Review the material and extract every line in which the word "world" occurs.
* start Exercise data *
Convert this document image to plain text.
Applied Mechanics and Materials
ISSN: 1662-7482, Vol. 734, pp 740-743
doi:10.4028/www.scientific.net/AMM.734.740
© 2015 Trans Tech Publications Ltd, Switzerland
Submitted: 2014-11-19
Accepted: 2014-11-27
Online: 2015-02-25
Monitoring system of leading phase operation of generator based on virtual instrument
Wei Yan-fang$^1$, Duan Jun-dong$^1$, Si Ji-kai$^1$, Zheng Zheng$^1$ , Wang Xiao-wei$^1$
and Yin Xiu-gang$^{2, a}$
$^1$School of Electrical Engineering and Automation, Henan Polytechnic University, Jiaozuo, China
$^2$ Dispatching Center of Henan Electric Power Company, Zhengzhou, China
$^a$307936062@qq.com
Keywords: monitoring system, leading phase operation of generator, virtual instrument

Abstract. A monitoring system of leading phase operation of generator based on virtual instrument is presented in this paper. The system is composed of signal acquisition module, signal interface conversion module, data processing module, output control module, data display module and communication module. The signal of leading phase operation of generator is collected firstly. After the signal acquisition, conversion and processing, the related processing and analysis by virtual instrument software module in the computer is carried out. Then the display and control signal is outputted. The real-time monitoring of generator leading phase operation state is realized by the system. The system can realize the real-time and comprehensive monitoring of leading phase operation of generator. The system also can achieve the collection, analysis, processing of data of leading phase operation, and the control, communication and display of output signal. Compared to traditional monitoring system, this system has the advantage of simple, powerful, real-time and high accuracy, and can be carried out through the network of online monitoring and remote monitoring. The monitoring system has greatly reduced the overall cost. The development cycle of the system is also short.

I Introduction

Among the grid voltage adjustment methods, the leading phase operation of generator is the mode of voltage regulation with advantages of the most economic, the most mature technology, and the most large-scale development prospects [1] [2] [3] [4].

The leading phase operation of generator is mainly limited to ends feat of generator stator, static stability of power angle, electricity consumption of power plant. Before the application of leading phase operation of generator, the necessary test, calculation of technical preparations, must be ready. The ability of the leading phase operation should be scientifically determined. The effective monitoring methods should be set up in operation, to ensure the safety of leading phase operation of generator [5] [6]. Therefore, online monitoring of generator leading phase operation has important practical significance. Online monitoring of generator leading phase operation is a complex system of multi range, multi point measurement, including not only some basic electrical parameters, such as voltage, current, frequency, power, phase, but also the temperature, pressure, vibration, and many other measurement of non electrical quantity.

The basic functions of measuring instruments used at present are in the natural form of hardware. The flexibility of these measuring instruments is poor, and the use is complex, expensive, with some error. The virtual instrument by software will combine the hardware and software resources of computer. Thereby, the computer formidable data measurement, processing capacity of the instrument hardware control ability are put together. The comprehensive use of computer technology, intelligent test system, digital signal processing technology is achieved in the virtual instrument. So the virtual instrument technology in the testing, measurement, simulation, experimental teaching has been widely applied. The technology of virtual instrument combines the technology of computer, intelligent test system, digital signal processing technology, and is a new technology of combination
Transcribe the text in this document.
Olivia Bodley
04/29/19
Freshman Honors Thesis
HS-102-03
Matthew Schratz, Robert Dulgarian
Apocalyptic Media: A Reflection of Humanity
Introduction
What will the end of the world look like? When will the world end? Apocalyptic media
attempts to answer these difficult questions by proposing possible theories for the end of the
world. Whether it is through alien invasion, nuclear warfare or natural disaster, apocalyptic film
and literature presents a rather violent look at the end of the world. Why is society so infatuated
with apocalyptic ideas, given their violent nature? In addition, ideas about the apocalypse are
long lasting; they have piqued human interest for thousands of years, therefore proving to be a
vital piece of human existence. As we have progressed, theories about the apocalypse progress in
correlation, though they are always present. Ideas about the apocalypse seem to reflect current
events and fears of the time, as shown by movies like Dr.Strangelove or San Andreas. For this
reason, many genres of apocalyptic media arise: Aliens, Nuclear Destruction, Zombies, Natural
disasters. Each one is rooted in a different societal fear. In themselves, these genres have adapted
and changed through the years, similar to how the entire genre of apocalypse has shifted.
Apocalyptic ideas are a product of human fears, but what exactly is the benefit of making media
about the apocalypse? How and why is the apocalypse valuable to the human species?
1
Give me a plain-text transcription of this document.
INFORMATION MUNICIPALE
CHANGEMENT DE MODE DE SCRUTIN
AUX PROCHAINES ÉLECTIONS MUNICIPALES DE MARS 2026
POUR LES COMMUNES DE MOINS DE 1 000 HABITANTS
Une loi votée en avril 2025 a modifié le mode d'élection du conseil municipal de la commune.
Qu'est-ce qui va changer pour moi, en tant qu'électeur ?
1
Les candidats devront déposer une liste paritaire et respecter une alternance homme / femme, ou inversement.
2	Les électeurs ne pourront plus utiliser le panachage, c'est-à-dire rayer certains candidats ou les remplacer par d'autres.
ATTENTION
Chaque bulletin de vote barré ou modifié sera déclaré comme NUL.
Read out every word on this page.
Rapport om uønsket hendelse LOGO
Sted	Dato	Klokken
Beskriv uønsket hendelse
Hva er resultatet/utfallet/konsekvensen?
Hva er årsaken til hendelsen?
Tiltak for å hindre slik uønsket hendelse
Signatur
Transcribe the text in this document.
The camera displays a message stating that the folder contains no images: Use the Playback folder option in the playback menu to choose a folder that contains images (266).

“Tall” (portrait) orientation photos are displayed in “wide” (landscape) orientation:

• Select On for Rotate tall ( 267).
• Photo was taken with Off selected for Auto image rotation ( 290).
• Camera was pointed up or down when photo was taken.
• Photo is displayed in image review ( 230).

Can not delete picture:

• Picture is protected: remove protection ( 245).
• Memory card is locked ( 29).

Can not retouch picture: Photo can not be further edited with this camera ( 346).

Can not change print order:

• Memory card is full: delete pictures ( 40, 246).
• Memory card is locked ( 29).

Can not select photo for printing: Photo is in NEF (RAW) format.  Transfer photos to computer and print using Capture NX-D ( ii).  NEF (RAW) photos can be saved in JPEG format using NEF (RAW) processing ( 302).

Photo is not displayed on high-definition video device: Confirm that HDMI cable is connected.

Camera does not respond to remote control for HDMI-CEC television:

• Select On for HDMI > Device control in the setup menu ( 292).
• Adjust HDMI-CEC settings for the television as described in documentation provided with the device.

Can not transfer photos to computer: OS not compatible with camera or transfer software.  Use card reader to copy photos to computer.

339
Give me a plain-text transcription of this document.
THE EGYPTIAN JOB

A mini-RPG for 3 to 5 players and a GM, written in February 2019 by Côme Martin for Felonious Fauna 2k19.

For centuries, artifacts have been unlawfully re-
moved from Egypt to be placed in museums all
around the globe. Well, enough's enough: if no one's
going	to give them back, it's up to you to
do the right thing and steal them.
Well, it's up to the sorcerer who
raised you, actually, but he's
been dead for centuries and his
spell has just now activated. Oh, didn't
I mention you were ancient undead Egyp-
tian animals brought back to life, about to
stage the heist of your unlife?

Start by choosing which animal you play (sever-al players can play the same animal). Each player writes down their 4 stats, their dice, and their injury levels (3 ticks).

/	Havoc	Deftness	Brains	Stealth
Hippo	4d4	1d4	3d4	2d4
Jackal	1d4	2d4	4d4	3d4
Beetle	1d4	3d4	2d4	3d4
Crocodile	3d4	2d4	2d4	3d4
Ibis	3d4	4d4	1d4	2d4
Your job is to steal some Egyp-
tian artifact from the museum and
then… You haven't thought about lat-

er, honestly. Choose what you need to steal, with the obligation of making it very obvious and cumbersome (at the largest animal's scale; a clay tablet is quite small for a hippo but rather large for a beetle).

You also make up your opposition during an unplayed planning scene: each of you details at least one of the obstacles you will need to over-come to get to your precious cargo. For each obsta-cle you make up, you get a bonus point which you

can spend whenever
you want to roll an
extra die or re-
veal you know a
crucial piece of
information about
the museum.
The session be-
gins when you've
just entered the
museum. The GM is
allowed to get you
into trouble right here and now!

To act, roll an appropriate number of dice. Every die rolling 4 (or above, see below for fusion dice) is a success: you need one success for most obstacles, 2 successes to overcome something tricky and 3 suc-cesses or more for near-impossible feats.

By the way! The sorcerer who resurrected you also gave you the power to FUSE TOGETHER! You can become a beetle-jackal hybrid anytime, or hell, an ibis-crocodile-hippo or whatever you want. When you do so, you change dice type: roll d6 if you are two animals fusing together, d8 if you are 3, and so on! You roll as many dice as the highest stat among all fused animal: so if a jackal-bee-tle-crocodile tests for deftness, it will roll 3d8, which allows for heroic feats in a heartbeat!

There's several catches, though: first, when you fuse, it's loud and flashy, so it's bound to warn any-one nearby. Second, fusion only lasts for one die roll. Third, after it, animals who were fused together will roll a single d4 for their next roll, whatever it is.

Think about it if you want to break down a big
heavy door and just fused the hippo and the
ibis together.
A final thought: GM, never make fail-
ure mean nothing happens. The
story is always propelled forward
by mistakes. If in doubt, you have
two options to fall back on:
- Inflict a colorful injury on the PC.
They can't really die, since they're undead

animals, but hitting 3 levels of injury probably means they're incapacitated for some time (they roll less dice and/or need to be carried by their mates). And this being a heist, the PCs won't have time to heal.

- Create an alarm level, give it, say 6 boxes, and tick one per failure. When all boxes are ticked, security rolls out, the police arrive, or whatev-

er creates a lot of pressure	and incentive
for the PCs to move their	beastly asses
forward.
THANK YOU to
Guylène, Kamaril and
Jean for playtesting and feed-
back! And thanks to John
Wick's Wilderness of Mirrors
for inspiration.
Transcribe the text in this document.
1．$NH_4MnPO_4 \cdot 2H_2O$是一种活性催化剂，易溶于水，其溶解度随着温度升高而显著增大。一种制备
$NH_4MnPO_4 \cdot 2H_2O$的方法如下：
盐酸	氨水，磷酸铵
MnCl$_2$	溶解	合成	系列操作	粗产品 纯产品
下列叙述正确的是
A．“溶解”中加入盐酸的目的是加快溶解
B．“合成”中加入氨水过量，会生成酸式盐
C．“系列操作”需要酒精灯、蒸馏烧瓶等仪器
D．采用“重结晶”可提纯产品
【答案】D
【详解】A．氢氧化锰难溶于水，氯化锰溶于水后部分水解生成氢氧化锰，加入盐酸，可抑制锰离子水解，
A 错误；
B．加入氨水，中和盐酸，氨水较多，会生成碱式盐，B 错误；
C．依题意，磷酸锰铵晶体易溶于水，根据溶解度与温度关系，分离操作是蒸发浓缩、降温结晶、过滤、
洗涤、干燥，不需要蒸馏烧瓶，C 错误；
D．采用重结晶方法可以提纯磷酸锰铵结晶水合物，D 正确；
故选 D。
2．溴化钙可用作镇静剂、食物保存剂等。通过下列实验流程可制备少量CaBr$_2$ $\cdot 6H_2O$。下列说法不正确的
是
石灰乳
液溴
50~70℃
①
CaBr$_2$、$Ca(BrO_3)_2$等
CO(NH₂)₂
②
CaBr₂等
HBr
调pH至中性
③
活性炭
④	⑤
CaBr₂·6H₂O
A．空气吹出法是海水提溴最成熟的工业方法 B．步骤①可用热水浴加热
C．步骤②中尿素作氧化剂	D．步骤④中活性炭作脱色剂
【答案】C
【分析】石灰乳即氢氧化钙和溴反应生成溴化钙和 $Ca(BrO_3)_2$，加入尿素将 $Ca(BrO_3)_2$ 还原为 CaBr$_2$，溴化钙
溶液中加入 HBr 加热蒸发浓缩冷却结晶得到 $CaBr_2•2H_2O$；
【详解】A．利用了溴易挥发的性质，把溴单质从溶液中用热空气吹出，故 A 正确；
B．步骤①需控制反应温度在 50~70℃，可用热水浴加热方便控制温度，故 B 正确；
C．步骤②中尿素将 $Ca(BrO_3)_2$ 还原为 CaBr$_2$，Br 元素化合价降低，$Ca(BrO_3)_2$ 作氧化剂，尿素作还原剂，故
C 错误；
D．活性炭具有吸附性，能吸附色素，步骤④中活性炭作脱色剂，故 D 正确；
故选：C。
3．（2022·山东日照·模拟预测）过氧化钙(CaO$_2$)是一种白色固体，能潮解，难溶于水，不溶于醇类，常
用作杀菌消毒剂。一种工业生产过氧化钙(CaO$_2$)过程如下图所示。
* end Exercise data *
_Reply to the task_
What will the end of the world look like? When will the world end? Apocalyptic media
world. Whether it is through alien invasion, nuclear warfare or natural disaster, apocalyptic film
and literature presents a rather violent look at the end of the world. Why is society so infatuated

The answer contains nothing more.